begin

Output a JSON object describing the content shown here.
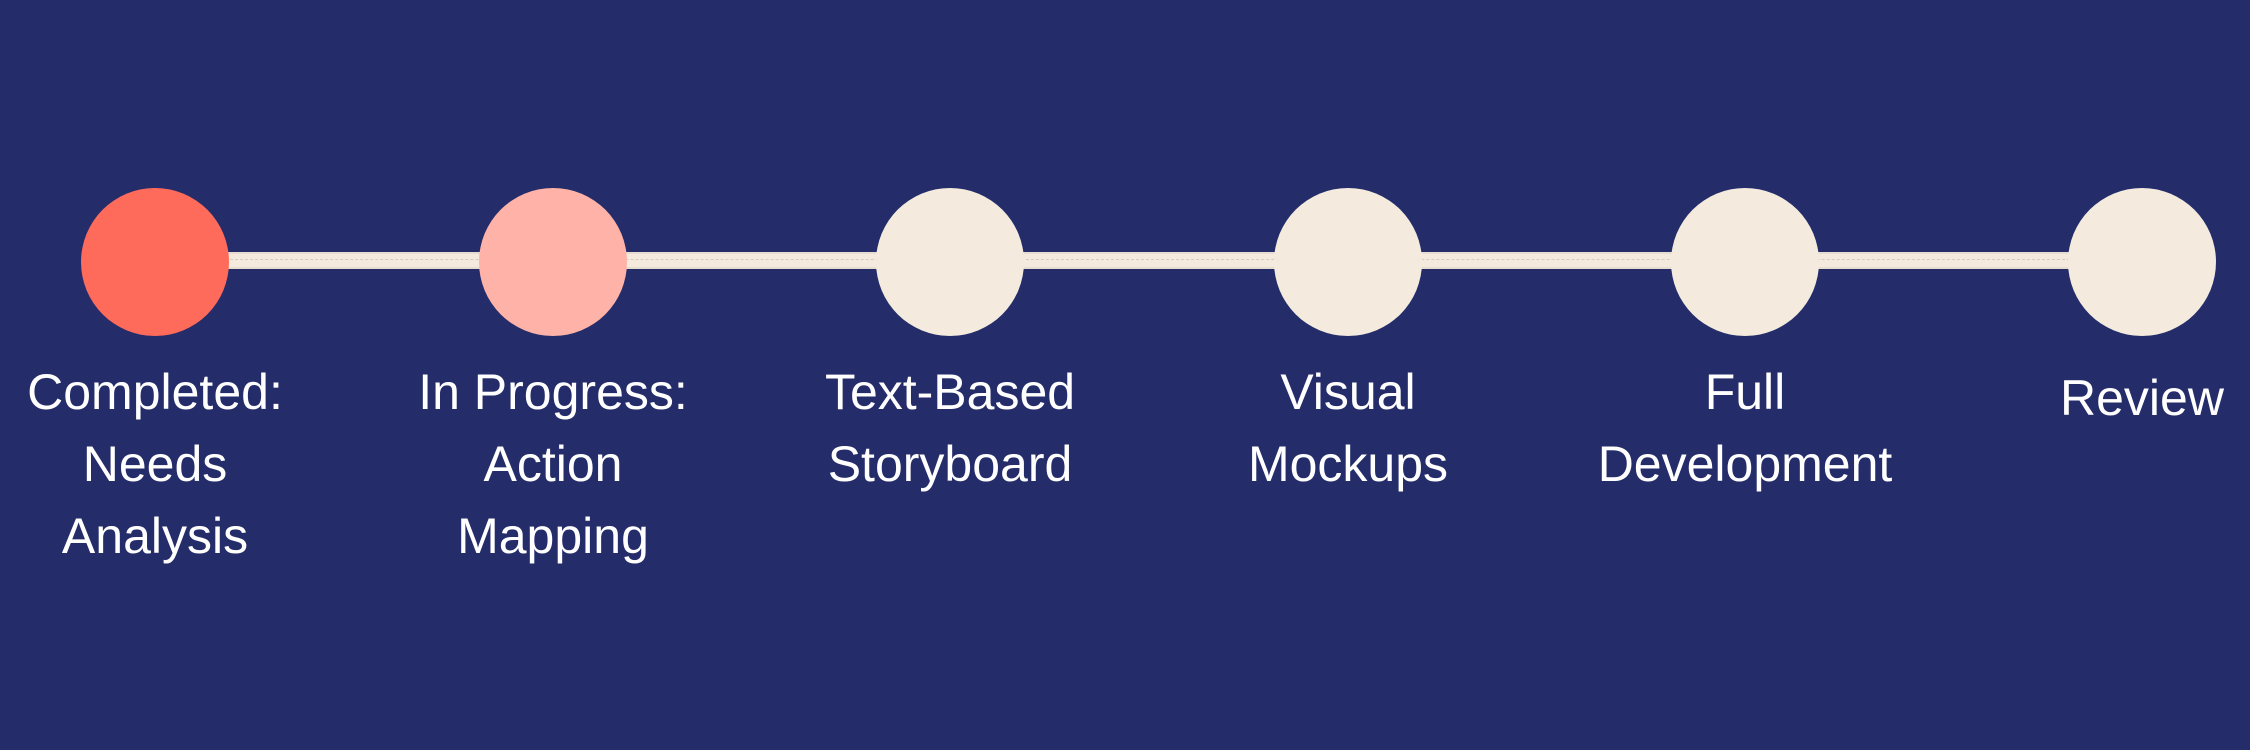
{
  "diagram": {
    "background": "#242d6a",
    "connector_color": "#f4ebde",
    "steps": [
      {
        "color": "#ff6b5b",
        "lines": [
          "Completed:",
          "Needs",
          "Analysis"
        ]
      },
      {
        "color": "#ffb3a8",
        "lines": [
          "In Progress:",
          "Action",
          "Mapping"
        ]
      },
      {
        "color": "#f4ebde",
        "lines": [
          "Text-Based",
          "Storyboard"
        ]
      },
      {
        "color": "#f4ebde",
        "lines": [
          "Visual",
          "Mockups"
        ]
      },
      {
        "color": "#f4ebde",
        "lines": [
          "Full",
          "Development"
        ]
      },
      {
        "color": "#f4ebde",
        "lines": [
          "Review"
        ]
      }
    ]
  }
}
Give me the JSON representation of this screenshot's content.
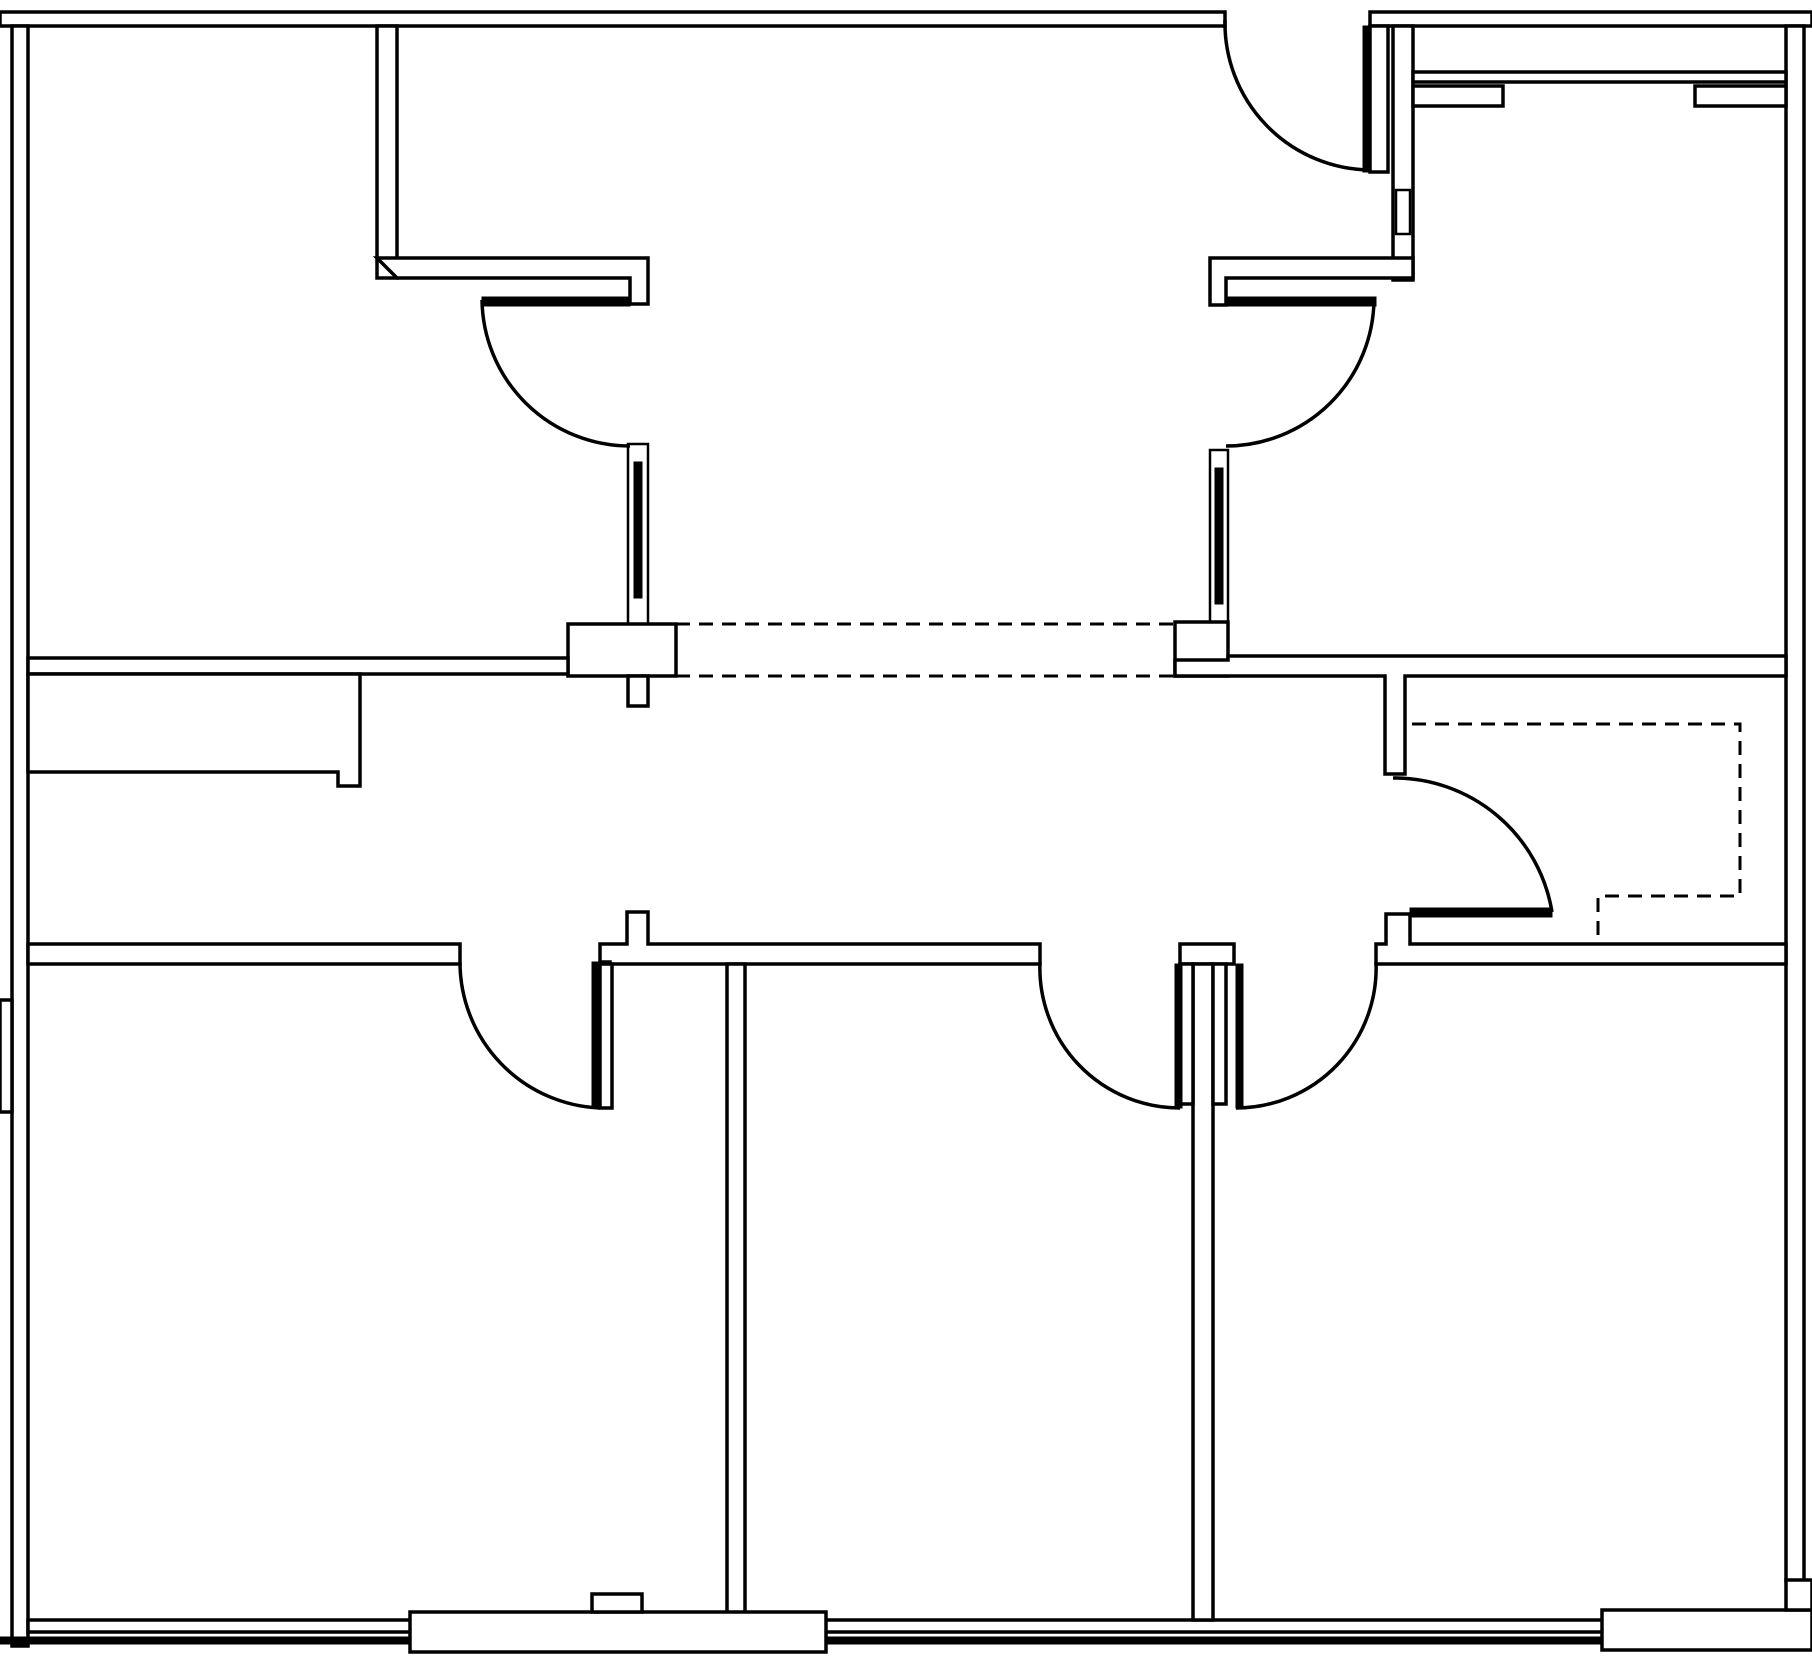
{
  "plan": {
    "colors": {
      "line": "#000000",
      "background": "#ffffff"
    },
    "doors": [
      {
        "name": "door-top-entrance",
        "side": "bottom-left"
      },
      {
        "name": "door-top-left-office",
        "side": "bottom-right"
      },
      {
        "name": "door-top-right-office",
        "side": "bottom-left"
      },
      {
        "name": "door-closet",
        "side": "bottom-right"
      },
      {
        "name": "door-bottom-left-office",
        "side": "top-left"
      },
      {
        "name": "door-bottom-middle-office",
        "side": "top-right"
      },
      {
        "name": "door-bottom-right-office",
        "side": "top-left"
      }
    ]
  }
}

end

→ Exercise directions
Collect each line of the entries that has the word "content", copying it in full.

→ Solution
Output a JSON object describing the content shown here.
Give me the JSON representation of this screenshot's content.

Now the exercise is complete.